Stored records
— Start —

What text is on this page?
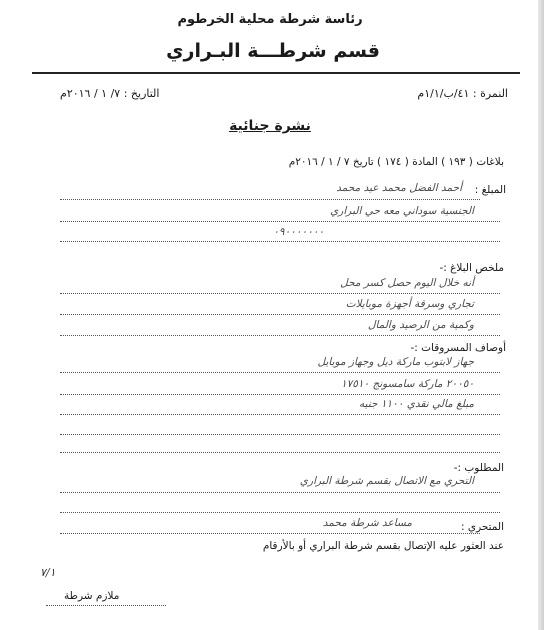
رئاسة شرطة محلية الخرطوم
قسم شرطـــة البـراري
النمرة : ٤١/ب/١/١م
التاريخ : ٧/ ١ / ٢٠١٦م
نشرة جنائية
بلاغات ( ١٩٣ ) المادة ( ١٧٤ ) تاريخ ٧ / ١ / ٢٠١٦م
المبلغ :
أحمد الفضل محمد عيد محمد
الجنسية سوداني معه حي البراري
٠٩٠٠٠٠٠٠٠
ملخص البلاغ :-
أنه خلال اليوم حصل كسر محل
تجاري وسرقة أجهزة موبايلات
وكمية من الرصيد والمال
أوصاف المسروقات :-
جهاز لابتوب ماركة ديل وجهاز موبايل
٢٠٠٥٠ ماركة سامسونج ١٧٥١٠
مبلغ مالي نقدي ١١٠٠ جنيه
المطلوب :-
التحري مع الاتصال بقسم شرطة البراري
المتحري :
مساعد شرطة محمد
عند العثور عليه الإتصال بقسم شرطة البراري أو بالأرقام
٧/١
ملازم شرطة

— End —

| What to work on |
Exclude the pictures and repeat every other part of the records word for word.

| Exercise response |
What text is on this page?
رئاسة شرطة محلية الخرطوم
قسم شرطـــة البـراري
النمرة : ٤١/ب/١/١م
التاريخ : ٧/ ١ / ٢٠١٦م
نشرة جنائية
بلاغات ( ١٩٣ ) المادة ( ١٧٤ ) تاريخ ٧ / ١ / ٢٠١٦م
المبلغ :
أحمد الفضل محمد عيد محمد
الجنسية سوداني معه حي البراري
٠٩٠٠٠٠٠٠٠
ملخص البلاغ :-
أنه خلال اليوم حصل كسر محل
تجاري وسرقة أجهزة موبايلات
وكمية من الرصيد والمال
أوصاف المسروقات :-
جهاز لابتوب ماركة ديل وجهاز موبايل
٢٠٠٥٠ ماركة سامسونج ١٧٥١٠
مبلغ مالي نقدي ١١٠٠ جنيه
المطلوب :-
التحري مع الاتصال بقسم شرطة البراري
المتحري :
مساعد شرطة محمد
عند العثور عليه الإتصال بقسم شرطة البراري أو بالأرقام
٧/١
ملازم شرطة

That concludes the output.